◆ Data lines ◆
##############################
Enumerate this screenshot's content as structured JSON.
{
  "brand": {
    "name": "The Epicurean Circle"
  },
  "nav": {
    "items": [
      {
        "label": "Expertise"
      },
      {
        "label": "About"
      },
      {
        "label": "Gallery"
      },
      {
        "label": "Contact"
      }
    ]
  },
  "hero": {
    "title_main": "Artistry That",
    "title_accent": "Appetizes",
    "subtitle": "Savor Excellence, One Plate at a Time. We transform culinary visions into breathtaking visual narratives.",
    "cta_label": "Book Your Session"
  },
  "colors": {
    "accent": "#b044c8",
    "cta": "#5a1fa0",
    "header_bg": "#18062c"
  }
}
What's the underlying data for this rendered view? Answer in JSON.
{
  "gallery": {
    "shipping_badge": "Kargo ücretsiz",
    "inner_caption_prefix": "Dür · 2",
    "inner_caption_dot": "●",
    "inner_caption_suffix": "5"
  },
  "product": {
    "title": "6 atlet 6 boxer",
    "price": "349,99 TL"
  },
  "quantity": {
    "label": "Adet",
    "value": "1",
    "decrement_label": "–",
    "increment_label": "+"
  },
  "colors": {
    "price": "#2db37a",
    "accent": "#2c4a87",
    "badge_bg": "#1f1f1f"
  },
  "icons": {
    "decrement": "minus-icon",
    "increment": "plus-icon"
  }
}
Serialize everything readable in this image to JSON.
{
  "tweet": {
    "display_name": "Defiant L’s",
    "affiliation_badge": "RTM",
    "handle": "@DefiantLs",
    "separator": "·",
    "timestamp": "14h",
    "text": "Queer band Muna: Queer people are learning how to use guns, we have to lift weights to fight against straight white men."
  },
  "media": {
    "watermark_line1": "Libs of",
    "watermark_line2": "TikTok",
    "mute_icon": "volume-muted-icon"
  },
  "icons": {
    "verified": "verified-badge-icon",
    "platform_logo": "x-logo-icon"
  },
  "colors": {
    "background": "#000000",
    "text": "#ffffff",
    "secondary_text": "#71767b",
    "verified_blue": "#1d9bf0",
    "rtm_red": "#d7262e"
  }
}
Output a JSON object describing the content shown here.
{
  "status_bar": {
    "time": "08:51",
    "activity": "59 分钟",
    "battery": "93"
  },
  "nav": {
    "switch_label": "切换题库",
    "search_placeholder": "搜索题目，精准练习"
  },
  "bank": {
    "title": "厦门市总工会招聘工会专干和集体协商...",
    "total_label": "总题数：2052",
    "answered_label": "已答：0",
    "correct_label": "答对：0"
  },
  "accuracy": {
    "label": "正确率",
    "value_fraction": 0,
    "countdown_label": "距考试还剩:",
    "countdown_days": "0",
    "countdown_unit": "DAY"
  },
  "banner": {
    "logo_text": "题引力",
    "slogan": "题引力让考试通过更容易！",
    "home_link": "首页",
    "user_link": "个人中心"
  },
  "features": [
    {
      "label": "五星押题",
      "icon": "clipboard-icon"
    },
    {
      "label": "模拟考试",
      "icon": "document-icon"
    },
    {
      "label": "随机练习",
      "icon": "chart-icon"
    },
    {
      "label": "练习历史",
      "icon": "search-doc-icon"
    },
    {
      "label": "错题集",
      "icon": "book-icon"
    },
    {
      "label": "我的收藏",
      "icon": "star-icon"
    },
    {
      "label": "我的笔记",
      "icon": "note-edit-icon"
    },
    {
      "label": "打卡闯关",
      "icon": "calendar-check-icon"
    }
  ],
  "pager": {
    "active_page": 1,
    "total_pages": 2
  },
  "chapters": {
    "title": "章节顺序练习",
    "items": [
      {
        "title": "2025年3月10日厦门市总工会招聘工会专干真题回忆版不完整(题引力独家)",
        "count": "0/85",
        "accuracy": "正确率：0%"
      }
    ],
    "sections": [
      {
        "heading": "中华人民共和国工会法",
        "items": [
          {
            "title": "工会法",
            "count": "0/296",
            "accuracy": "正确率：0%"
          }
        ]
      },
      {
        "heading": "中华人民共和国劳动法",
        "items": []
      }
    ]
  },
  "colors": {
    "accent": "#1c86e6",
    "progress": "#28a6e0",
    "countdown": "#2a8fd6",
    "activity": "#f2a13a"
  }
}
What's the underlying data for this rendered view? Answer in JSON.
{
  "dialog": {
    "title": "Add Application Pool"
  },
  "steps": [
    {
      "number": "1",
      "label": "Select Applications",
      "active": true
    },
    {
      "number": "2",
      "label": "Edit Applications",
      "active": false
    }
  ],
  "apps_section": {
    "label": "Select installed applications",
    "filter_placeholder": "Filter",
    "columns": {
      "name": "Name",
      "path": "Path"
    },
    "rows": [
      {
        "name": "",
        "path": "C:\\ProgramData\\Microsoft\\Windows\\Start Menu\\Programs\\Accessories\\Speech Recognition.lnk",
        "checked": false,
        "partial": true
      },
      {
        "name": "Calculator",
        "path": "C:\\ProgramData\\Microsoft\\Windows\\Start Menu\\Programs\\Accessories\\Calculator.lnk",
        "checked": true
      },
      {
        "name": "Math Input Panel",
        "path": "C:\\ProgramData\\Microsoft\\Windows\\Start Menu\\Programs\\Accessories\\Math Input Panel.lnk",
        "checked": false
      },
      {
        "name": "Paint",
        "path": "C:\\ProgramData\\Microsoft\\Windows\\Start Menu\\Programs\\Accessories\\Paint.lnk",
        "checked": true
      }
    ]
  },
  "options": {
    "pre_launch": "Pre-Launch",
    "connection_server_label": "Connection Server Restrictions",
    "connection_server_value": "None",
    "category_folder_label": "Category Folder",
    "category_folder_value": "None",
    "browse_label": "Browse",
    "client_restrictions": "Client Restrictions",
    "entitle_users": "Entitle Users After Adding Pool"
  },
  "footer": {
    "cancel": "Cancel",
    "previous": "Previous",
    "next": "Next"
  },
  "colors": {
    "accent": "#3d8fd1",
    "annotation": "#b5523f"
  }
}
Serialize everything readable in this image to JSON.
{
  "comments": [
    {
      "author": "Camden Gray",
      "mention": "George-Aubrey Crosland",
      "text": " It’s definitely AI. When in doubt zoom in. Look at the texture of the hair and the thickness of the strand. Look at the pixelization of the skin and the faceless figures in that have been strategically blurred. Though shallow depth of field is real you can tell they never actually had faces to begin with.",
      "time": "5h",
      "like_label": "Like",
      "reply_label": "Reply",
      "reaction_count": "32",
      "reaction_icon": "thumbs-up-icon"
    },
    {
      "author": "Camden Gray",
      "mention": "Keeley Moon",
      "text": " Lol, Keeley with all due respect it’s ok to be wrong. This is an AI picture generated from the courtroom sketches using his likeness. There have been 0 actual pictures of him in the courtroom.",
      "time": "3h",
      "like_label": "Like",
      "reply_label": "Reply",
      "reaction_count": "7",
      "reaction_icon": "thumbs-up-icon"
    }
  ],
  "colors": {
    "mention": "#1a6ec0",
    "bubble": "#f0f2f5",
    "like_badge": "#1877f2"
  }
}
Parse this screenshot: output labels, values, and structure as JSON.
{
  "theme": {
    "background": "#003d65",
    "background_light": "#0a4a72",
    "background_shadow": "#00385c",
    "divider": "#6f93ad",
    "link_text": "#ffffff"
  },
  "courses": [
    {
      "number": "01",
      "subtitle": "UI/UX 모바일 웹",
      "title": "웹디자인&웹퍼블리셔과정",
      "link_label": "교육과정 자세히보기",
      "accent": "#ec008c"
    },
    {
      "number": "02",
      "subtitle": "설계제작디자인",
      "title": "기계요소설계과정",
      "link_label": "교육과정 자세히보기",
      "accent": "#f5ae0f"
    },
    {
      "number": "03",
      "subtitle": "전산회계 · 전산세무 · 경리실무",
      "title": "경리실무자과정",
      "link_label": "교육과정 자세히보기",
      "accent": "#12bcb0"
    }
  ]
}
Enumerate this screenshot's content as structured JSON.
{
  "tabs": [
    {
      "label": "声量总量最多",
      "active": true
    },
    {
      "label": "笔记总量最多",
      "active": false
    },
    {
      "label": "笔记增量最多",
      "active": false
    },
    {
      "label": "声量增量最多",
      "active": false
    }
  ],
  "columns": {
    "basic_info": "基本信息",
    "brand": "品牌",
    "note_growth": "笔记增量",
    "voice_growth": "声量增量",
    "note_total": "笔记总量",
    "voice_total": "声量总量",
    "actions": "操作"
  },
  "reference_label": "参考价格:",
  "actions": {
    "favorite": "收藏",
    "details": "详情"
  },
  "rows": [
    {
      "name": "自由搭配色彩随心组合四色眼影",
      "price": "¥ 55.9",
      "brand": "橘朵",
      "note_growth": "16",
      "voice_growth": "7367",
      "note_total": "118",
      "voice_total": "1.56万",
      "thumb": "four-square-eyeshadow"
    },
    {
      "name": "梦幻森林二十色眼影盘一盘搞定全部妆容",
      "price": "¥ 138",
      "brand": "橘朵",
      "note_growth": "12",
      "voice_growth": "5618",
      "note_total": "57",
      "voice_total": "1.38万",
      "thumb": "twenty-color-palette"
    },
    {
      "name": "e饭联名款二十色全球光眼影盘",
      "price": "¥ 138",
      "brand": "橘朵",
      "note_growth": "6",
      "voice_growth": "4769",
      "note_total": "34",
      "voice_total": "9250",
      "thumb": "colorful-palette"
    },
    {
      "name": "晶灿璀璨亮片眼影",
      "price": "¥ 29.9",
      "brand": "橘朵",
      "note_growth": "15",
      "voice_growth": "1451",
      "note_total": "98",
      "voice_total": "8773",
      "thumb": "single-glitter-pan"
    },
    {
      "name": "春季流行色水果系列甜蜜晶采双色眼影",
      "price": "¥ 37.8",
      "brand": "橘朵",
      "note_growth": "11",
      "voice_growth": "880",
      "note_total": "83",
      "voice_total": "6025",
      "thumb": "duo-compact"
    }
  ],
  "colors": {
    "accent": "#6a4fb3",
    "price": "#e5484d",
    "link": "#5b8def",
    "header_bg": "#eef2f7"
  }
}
##############################
Search the data for the string "heading". List each line that has it.

◆ Task solution ◆
        "heading": "中华人民共和国工会法",
        "heading": "中华人民共和国劳动法",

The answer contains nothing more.